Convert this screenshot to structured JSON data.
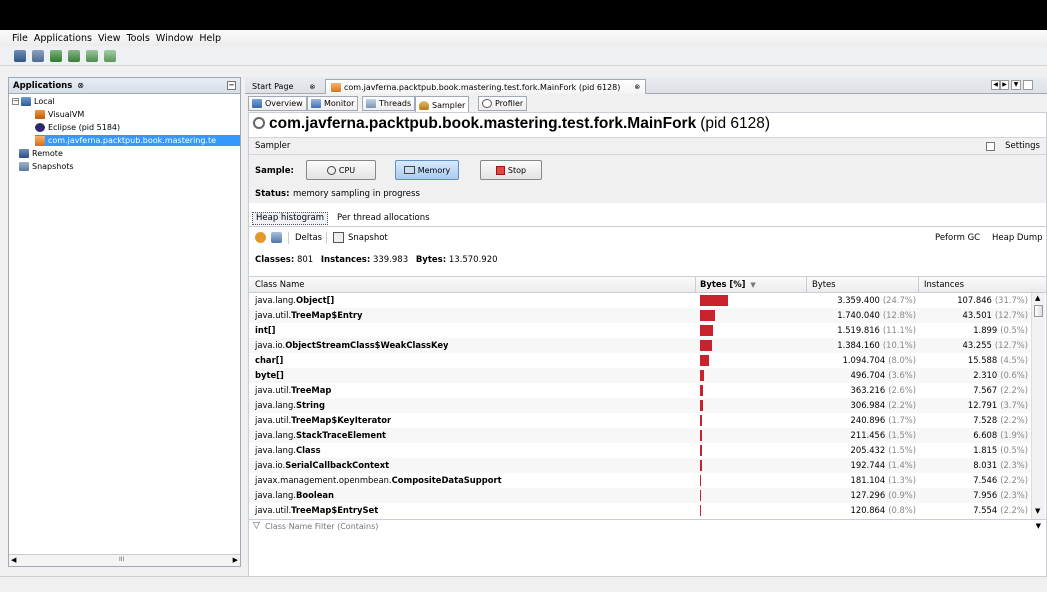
{
  "menu": [
    "File",
    "Applications",
    "View",
    "Tools",
    "Window",
    "Help"
  ],
  "left_panel": {
    "title": "Applications",
    "close_glyph": "⊗",
    "items": [
      {
        "label": "Local",
        "depth": 0,
        "expander": "−"
      },
      {
        "label": "VisualVM",
        "depth": 1
      },
      {
        "label": "Eclipse (pid 5184)",
        "depth": 1
      },
      {
        "label": "com.javferna.packtpub.book.mastering.te",
        "depth": 1,
        "selected": true
      },
      {
        "label": "Remote",
        "depth": 0
      },
      {
        "label": "Snapshots",
        "depth": 0
      }
    ],
    "scroll_glyph": "III"
  },
  "doc_tabs": {
    "start_page": "Start Page",
    "main": "com.javferna.packtpub.book.mastering.test.fork.MainFork (pid 6128)",
    "close_glyph": "⊗"
  },
  "sub_tabs": [
    "Overview",
    "Monitor",
    "Threads",
    "Sampler",
    "Profiler"
  ],
  "app_title": "com.javferna.packtpub.book.mastering.test.fork.MainFork",
  "app_pid": "(pid 6128)",
  "sampler_label": "Sampler",
  "settings_label": "Settings",
  "sample_label": "Sample:",
  "buttons": {
    "cpu": "CPU",
    "memory": "Memory",
    "stop": "Stop"
  },
  "status_label": "Status:",
  "status_text": "memory sampling in progress",
  "inner_tabs": [
    "Heap histogram",
    "Per thread allocations"
  ],
  "toolbar2": {
    "deltas": "Deltas",
    "snapshot": "Snapshot",
    "gc": "Peform GC",
    "heapdump": "Heap Dump"
  },
  "summary": {
    "classes_label": "Classes:",
    "classes": "801",
    "instances_label": "Instances:",
    "instances": "339.983",
    "bytes_label": "Bytes:",
    "bytes": "13.570.920"
  },
  "columns": [
    "Class Name",
    "Bytes [%]",
    "Bytes",
    "Instances"
  ],
  "sort_glyph": "▼",
  "rows": [
    {
      "pkg": "java.lang.",
      "cls": "Object[]",
      "pct": 24.7,
      "bytes": "3.359.400",
      "bpct": "(24.7%)",
      "inst": "107.846",
      "ipct": "(31.7%)"
    },
    {
      "pkg": "java.util.",
      "cls": "TreeMap$Entry",
      "pct": 12.8,
      "bytes": "1.740.040",
      "bpct": "(12.8%)",
      "inst": "43.501",
      "ipct": "(12.7%)"
    },
    {
      "pkg": "",
      "cls": "int[]",
      "pct": 11.1,
      "bytes": "1.519.816",
      "bpct": "(11.1%)",
      "inst": "1.899",
      "ipct": "(0.5%)"
    },
    {
      "pkg": "java.io.",
      "cls": "ObjectStreamClass$WeakClassKey",
      "pct": 10.1,
      "bytes": "1.384.160",
      "bpct": "(10.1%)",
      "inst": "43.255",
      "ipct": "(12.7%)"
    },
    {
      "pkg": "",
      "cls": "char[]",
      "pct": 8.0,
      "bytes": "1.094.704",
      "bpct": "(8.0%)",
      "inst": "15.588",
      "ipct": "(4.5%)"
    },
    {
      "pkg": "",
      "cls": "byte[]",
      "pct": 3.6,
      "bytes": "496.704",
      "bpct": "(3.6%)",
      "inst": "2.310",
      "ipct": "(0.6%)"
    },
    {
      "pkg": "java.util.",
      "cls": "TreeMap",
      "pct": 2.6,
      "bytes": "363.216",
      "bpct": "(2.6%)",
      "inst": "7.567",
      "ipct": "(2.2%)"
    },
    {
      "pkg": "java.lang.",
      "cls": "String",
      "pct": 2.2,
      "bytes": "306.984",
      "bpct": "(2.2%)",
      "inst": "12.791",
      "ipct": "(3.7%)"
    },
    {
      "pkg": "java.util.",
      "cls": "TreeMap$KeyIterator",
      "pct": 1.7,
      "bytes": "240.896",
      "bpct": "(1.7%)",
      "inst": "7.528",
      "ipct": "(2.2%)"
    },
    {
      "pkg": "java.lang.",
      "cls": "StackTraceElement",
      "pct": 1.5,
      "bytes": "211.456",
      "bpct": "(1.5%)",
      "inst": "6.608",
      "ipct": "(1.9%)"
    },
    {
      "pkg": "java.lang.",
      "cls": "Class",
      "pct": 1.5,
      "bytes": "205.432",
      "bpct": "(1.5%)",
      "inst": "1.815",
      "ipct": "(0.5%)"
    },
    {
      "pkg": "java.io.",
      "cls": "SerialCallbackContext",
      "pct": 1.4,
      "bytes": "192.744",
      "bpct": "(1.4%)",
      "inst": "8.031",
      "ipct": "(2.3%)"
    },
    {
      "pkg": "javax.management.openmbean.",
      "cls": "CompositeDataSupport",
      "pct": 1.3,
      "bytes": "181.104",
      "bpct": "(1.3%)",
      "inst": "7.546",
      "ipct": "(2.2%)"
    },
    {
      "pkg": "java.lang.",
      "cls": "Boolean",
      "pct": 0.9,
      "bytes": "127.296",
      "bpct": "(0.9%)",
      "inst": "7.956",
      "ipct": "(2.3%)"
    },
    {
      "pkg": "java.util.",
      "cls": "TreeMap$EntrySet",
      "pct": 0.8,
      "bytes": "120.864",
      "bpct": "(0.8%)",
      "inst": "7.554",
      "ipct": "(2.2%)"
    }
  ],
  "filter_placeholder": "Class Name Filter (Contains)",
  "colors": {
    "bar": "#c8232c",
    "selection": "#3399ff"
  }
}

§ Task details
Extract each line holding the string "mastering".

§ Task solution
        "label": "com.javferna.packtpub.book.mastering.te",
    "main": "com.javferna.packtpub.book.mastering.test.fork.MainFork (pid 6128)",
  "app_title": "com.javferna.packtpub.book.mastering.test.fork.MainFork",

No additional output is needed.